- [Task requirements] Pick up the text on the didactic search engine after its last line and keep writing it.

- [Source extract]
::::

Didactic Search Engine

An educational Information Retrieval system built in Python (by ClaudeCode, no glory or blame for me), designed to demonstrate text search fundamentals -- from inverted indexes and classical ranking models to neural dense embeddings. Built with a clear two-pipeline architecture (storage and search) and a rich interactive CLI.

Features

5 ranking algorithms: Boolean (TF), TF-IDF, BM25, Vector Space Model (cosine similarity), Dense Embeddings (sentence-transformers)
Bilingual support (Italian + English) with automatic language detection
Query expansion via bilingual thesaurus with toggle control
Boolean operators (AND/OR) with multiple syntax forms (&&, ||, OR keyword, prefix notation)
Rich CLI interface with colored tables, panels, and spinners (powered by Rich)
2D/3D vector proximity visualization using matplotlib and plotext (in-terminal)
Benchmarking suite: 100 queries across all ranking modes with comparative timing tables
Persistent inverted index serialized to JSON
32-test suite covering preprocessing, storage, and search (keyword + vector)

Quick Start

pip install -r requirements.txt
python main.py

On first launch the system automatically downloads required NLTK resources (stopwords, punkt), builds the inverted index from the document collection, and persists it to index/inverted_index.json.

Requirements

Python 3.8+
nltk >= 3.8
rich >= 13.0
matplotlib >= 3.7
scikit-learn >= 1.3
sentence-transformers >= 2.2
plotext >= 5.2

Architecture

The system follows a two-pipeline design that separates indexing from retrieval.

Storage Pipeline -- runs once (or on +rebuild):

documents/ --> data_collection --> preprocessing --> inverted index --> JSON persistence

Search Pipeline -- runs on every query:

raw query --> query_parser --> query_preprocessor --> query_representation
          --> comparison --> ranking --> result_formatter (Rich output)

For the dense mode, the search pipeline bypasses the keyword stages and routes the raw query directly to the sentence-transformers ranker.

Ranking Modes

Mode	Algorithm	Description
`boolean`	Term Frequency (TF)	Pure term-frequency sum
`tfidf`	TF-IDF	Penalizes common terms via inverse document freq.

::::

- [Dataset]
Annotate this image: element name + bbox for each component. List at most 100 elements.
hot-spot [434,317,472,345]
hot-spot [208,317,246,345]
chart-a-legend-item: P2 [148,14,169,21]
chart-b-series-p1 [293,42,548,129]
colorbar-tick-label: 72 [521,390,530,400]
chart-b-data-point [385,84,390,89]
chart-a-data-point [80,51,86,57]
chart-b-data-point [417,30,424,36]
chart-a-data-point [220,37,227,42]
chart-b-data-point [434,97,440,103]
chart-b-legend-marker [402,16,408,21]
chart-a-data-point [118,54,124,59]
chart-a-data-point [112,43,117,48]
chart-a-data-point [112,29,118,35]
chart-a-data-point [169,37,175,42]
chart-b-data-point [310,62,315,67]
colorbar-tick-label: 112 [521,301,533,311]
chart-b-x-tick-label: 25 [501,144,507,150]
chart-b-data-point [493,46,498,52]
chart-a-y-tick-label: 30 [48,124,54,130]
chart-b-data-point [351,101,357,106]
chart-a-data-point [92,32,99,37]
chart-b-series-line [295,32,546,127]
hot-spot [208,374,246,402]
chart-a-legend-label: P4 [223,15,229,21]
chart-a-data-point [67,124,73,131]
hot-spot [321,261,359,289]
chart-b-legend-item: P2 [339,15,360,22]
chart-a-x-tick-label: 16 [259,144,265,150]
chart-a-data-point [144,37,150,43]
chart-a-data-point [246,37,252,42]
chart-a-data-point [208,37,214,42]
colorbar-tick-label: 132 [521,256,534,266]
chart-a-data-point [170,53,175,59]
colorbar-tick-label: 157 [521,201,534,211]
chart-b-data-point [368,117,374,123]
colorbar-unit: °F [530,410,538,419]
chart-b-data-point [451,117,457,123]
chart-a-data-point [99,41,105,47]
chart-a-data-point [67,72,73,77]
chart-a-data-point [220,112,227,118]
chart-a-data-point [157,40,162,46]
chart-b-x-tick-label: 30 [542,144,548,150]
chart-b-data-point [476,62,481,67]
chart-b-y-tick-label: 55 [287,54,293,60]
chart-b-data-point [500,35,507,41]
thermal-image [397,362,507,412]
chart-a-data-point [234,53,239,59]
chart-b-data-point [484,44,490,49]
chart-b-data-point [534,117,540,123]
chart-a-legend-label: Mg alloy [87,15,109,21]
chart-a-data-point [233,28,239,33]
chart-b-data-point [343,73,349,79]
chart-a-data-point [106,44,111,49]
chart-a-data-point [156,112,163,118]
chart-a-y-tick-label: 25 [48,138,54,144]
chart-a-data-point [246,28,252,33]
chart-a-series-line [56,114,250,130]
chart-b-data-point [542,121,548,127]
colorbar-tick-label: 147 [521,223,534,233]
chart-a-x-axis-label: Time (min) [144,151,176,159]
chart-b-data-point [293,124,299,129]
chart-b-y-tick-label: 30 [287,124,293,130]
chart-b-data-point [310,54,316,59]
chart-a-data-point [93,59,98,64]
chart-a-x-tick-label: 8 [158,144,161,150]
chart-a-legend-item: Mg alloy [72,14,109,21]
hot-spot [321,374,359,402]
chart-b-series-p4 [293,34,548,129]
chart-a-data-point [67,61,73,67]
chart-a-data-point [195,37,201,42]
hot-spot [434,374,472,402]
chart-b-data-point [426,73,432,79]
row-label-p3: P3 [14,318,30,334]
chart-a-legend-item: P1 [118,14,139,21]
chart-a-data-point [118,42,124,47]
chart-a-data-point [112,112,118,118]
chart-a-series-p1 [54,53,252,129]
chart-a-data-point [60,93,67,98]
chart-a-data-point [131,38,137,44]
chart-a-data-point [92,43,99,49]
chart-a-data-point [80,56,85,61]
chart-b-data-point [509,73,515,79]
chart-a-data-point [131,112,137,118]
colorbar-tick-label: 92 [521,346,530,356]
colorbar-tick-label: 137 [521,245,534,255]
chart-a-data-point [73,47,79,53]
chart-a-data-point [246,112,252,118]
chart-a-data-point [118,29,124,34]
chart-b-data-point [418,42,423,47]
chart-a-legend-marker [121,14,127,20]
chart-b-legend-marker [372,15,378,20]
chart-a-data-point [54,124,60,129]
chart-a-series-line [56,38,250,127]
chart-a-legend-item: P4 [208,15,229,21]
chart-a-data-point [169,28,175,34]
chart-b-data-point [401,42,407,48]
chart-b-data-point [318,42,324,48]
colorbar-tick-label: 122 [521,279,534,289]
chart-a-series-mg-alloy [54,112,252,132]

::::

- [Output of the task]
`bm25`	Okapi BM25 (k1=1.5, b=0.75)	Probabilistic model with length normalization
`vsm`	Vector Space Model + Cosine Sim.	TF-IDF weighted vectors with cosine similarity
`dense`	Dense Embeddings	sentence-transformers embeddings + cosine similarity

Switch modes at runtime with +mode <name>.

CLI Commands

Command	Description
`+help`	Show all available commands
`+mode <name>`	Switch ranking mode (boolean, tfidf, bm25, vsm, dense)
`+thesaurus`	Toggle query expansion on/off
`+thesaurus on\|off`	Explicitly enable or disable query expansion
`+d<N>`	Display document N from the last search results
`+d<N> <term>`	Display document N with occurrences of term highlighted
`+index`	Show the full inverted index
`+index <term>`	Filter the inverted index by term
`+threshold <val>`	Set minimum cosine threshold for dense mode (default 0.0)
`+topk <N>`	Set max results for dense mode (default 10, 0 = all)
`+bench`	Benchmark: 100 queries x all modes, ranked by speed
`+plot`	2D vector proximity chart (matplotlib)
`+plot3d`	3D vector proximity chart (matplotlib, rotatable)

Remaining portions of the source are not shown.